DIRECTION: Reproduce the records below in full and without edits, omitting images.

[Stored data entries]
--------------------------------

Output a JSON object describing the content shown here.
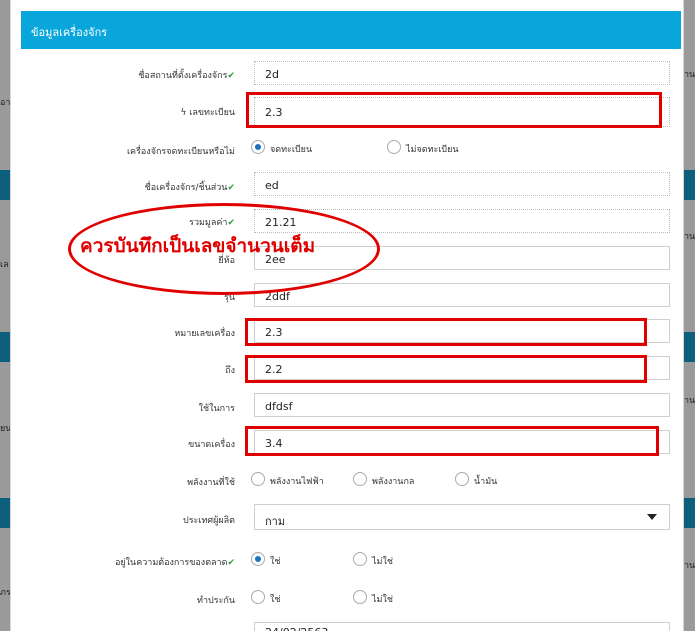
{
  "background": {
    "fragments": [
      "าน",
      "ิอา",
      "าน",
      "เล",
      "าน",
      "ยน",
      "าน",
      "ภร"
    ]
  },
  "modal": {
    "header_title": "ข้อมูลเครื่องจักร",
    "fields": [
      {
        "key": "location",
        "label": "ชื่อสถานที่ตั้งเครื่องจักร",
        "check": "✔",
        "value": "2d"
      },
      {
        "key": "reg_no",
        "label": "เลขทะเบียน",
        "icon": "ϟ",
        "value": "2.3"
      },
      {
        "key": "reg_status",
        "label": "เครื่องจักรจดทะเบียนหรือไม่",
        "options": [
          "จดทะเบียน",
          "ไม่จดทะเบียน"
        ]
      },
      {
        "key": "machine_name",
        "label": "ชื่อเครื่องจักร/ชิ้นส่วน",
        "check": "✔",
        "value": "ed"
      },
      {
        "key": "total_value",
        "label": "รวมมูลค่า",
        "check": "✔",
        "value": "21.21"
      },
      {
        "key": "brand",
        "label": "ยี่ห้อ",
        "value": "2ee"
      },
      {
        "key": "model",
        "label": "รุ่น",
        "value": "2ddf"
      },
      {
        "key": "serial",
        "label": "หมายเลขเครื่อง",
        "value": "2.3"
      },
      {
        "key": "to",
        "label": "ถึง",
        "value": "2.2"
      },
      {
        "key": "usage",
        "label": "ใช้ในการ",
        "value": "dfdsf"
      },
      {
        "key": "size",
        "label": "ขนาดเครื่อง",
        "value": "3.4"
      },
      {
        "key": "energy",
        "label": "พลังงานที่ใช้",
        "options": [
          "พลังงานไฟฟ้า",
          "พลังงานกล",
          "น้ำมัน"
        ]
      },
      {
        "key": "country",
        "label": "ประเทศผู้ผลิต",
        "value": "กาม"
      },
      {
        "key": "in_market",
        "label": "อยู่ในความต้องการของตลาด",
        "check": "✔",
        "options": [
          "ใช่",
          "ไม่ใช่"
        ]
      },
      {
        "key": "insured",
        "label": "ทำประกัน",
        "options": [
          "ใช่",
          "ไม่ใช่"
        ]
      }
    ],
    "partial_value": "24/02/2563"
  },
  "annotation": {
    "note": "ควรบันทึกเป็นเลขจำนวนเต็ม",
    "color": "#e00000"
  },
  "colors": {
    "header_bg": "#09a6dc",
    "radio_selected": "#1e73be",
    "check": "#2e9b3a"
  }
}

--------------------------------

RESULT:
Output a JSON object describing the content shown here.
{
  "background": {
    "fragments": [
      "าน",
      "ิอา",
      "าน",
      "เล",
      "าน",
      "ยน",
      "าน",
      "ภร"
    ]
  },
  "modal": {
    "header_title": "ข้อมูลเครื่องจักร",
    "fields": [
      {
        "key": "location",
        "label": "ชื่อสถานที่ตั้งเครื่องจักร",
        "check": "✔",
        "value": "2d"
      },
      {
        "key": "reg_no",
        "label": "เลขทะเบียน",
        "icon": "ϟ",
        "value": "2.3"
      },
      {
        "key": "reg_status",
        "label": "เครื่องจักรจดทะเบียนหรือไม่",
        "options": [
          "จดทะเบียน",
          "ไม่จดทะเบียน"
        ]
      },
      {
        "key": "machine_name",
        "label": "ชื่อเครื่องจักร/ชิ้นส่วน",
        "check": "✔",
        "value": "ed"
      },
      {
        "key": "total_value",
        "label": "รวมมูลค่า",
        "check": "✔",
        "value": "21.21"
      },
      {
        "key": "brand",
        "label": "ยี่ห้อ",
        "value": "2ee"
      },
      {
        "key": "model",
        "label": "รุ่น",
        "value": "2ddf"
      },
      {
        "key": "serial",
        "label": "หมายเลขเครื่อง",
        "value": "2.3"
      },
      {
        "key": "to",
        "label": "ถึง",
        "value": "2.2"
      },
      {
        "key": "usage",
        "label": "ใช้ในการ",
        "value": "dfdsf"
      },
      {
        "key": "size",
        "label": "ขนาดเครื่อง",
        "value": "3.4"
      },
      {
        "key": "energy",
        "label": "พลังงานที่ใช้",
        "options": [
          "พลังงานไฟฟ้า",
          "พลังงานกล",
          "น้ำมัน"
        ]
      },
      {
        "key": "country",
        "label": "ประเทศผู้ผลิต",
        "value": "กาม"
      },
      {
        "key": "in_market",
        "label": "อยู่ในความต้องการของตลาด",
        "check": "✔",
        "options": [
          "ใช่",
          "ไม่ใช่"
        ]
      },
      {
        "key": "insured",
        "label": "ทำประกัน",
        "options": [
          "ใช่",
          "ไม่ใช่"
        ]
      }
    ],
    "partial_value": "24/02/2563"
  },
  "annotation": {
    "note": "ควรบันทึกเป็นเลขจำนวนเต็ม",
    "color": "#e00000"
  },
  "colors": {
    "header_bg": "#09a6dc",
    "radio_selected": "#1e73be",
    "check": "#2e9b3a"
  }
}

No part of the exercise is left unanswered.